Items from a figure collection

══════

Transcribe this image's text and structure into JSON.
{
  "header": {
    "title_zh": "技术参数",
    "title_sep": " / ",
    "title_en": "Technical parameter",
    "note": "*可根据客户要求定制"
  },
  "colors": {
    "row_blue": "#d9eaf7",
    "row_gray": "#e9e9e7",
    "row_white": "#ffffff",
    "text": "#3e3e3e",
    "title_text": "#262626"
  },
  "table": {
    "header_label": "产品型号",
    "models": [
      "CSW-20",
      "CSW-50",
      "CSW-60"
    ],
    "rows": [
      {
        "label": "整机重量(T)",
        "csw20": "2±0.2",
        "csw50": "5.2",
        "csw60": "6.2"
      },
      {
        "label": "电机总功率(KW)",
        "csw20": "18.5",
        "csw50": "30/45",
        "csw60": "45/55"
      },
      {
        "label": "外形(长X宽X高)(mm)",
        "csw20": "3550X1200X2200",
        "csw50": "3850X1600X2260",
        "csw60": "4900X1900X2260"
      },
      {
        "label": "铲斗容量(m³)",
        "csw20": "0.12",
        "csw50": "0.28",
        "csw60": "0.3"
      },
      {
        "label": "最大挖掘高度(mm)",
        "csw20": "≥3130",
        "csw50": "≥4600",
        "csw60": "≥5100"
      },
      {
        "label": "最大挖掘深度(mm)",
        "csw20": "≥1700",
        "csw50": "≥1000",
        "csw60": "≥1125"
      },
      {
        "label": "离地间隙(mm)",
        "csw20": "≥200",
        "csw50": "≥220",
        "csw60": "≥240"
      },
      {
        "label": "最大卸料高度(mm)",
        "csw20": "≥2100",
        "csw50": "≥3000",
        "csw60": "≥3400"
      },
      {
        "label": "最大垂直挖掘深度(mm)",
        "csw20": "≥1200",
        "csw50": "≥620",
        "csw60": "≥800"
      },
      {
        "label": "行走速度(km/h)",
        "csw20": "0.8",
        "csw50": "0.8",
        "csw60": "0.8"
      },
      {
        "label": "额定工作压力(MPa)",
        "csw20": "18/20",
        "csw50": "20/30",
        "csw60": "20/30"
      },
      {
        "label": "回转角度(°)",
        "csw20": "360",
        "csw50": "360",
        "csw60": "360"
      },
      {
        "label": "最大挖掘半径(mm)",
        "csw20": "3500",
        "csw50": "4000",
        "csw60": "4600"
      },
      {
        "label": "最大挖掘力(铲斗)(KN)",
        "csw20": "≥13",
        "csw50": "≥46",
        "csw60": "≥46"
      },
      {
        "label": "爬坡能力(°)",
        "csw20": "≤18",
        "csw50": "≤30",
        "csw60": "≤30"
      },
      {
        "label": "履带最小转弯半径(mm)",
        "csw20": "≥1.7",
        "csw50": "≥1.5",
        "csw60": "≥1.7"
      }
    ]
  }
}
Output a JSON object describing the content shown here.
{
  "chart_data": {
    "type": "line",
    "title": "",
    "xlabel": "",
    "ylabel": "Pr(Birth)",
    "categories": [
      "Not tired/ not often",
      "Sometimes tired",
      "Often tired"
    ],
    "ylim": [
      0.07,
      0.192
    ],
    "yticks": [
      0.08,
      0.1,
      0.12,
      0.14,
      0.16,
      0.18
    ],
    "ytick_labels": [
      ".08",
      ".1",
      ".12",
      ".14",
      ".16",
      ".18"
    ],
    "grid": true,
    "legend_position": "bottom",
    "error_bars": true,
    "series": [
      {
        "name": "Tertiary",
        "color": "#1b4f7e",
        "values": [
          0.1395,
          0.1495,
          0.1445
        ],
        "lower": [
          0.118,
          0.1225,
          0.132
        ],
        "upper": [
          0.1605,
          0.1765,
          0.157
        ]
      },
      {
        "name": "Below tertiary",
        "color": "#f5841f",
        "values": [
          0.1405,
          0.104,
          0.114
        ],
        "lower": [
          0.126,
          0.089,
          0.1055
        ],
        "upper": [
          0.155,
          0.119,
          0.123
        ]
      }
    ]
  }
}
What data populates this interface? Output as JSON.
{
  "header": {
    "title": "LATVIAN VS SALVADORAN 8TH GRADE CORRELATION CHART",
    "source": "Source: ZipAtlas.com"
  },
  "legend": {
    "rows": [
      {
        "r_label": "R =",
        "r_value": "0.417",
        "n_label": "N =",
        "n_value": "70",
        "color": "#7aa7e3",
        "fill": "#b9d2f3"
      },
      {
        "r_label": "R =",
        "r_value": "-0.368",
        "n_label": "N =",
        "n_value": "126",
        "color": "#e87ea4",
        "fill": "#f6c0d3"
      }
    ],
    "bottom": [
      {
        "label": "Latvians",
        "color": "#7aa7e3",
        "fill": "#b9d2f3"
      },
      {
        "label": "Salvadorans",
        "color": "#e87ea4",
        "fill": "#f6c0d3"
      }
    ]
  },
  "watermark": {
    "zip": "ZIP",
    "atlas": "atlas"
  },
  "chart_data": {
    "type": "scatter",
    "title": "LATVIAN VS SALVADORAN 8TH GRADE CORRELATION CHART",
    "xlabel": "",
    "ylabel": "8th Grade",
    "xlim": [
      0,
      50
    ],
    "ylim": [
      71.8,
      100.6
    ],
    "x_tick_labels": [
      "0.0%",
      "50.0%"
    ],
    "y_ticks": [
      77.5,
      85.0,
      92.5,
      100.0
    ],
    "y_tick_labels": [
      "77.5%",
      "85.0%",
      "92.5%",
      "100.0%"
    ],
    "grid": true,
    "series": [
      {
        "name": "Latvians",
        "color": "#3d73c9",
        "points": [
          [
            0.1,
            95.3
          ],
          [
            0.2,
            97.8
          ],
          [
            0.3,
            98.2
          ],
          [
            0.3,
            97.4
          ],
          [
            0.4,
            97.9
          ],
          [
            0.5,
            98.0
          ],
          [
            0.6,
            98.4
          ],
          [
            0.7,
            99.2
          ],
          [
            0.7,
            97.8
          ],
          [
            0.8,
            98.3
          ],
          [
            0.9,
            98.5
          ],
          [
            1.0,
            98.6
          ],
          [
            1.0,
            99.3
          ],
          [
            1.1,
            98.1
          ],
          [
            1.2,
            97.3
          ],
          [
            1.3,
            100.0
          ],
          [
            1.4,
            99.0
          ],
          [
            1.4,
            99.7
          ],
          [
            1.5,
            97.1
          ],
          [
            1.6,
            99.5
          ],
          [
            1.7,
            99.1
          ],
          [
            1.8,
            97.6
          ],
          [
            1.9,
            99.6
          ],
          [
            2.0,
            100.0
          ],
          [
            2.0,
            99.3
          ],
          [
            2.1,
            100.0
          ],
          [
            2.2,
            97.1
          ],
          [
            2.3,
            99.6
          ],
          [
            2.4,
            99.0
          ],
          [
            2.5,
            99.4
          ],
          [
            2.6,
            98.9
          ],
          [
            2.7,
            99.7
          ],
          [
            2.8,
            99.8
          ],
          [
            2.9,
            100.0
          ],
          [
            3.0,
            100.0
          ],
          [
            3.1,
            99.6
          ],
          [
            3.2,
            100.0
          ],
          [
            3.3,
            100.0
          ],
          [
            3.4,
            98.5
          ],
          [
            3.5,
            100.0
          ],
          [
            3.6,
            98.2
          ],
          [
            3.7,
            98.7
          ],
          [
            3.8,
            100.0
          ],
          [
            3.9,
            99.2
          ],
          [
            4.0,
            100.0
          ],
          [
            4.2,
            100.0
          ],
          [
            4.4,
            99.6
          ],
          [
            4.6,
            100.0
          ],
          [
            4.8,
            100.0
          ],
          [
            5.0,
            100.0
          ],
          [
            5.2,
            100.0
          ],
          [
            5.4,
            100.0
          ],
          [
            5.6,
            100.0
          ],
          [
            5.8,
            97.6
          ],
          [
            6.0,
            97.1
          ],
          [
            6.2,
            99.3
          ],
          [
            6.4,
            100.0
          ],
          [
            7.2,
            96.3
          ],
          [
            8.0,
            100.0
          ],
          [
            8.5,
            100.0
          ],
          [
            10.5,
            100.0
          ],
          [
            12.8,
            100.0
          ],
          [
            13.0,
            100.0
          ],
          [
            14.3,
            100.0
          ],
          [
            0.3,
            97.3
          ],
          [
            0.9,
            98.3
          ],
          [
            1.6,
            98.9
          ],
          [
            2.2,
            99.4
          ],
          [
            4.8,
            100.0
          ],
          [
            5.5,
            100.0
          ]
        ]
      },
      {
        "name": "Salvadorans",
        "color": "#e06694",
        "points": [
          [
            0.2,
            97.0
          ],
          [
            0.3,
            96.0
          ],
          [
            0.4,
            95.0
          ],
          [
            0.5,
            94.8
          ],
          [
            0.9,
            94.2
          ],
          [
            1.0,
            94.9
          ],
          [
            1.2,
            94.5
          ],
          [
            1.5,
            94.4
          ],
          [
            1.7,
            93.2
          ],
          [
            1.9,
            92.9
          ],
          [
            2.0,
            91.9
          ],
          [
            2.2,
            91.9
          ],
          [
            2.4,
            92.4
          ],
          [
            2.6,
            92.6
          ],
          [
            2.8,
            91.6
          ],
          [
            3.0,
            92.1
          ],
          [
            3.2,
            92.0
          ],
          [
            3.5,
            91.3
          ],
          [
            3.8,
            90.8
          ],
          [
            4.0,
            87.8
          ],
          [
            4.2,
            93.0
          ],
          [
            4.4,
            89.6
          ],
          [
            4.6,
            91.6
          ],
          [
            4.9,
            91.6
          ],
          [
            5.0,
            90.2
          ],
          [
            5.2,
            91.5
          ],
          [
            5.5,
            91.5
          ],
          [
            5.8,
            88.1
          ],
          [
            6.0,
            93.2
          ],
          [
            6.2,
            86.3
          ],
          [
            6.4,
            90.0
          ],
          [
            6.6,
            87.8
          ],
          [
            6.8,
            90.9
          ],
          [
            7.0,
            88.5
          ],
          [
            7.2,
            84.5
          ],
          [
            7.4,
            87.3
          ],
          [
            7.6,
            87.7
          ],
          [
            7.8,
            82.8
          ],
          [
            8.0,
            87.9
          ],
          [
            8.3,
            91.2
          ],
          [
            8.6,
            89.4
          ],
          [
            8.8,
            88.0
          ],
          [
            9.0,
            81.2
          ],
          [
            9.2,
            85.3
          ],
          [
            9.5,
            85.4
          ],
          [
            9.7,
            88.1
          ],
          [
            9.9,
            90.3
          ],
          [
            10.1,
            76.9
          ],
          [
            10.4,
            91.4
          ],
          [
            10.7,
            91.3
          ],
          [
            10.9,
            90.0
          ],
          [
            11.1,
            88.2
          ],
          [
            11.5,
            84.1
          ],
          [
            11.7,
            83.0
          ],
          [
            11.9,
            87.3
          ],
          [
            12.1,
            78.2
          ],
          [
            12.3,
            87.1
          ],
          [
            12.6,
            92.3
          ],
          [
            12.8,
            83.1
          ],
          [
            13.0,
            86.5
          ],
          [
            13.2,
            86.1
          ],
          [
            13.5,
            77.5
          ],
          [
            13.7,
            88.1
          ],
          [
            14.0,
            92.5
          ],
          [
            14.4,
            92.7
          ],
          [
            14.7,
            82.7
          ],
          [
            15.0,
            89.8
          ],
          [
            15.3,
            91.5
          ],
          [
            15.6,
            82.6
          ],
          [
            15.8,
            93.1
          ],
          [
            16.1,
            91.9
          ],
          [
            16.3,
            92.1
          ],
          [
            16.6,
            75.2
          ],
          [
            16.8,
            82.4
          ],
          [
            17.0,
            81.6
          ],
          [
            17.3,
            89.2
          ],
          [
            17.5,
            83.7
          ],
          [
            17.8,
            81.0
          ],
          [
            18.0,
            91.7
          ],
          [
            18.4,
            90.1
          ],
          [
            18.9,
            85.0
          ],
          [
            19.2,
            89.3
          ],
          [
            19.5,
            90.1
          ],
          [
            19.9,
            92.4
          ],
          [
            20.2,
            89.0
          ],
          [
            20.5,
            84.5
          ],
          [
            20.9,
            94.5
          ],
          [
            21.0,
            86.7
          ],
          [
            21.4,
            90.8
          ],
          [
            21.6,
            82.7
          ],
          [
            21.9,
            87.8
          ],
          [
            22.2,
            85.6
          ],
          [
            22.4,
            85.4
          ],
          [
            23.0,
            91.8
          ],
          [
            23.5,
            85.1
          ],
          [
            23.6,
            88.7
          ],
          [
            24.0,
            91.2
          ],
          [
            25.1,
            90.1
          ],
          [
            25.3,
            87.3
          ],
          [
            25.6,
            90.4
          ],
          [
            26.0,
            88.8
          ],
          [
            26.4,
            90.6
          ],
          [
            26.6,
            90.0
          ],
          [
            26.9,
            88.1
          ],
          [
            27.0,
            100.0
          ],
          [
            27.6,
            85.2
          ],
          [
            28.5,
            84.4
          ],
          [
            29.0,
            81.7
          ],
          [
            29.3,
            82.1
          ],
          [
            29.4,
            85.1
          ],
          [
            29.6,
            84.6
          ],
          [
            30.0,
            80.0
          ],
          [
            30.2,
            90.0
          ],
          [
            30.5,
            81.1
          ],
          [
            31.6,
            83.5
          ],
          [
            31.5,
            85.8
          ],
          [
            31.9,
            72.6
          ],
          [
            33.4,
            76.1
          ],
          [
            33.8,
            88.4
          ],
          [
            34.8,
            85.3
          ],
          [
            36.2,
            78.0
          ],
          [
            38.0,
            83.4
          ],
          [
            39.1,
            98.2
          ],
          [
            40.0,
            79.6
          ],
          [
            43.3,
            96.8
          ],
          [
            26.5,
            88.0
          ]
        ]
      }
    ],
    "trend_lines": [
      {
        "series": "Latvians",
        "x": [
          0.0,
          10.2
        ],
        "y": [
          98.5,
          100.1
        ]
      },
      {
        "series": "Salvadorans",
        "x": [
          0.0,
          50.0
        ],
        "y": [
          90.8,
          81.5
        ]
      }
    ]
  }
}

══════

#### Requirements
Count the lines above that contain the word "Latvians". Give only the number.

#### Result for this task
3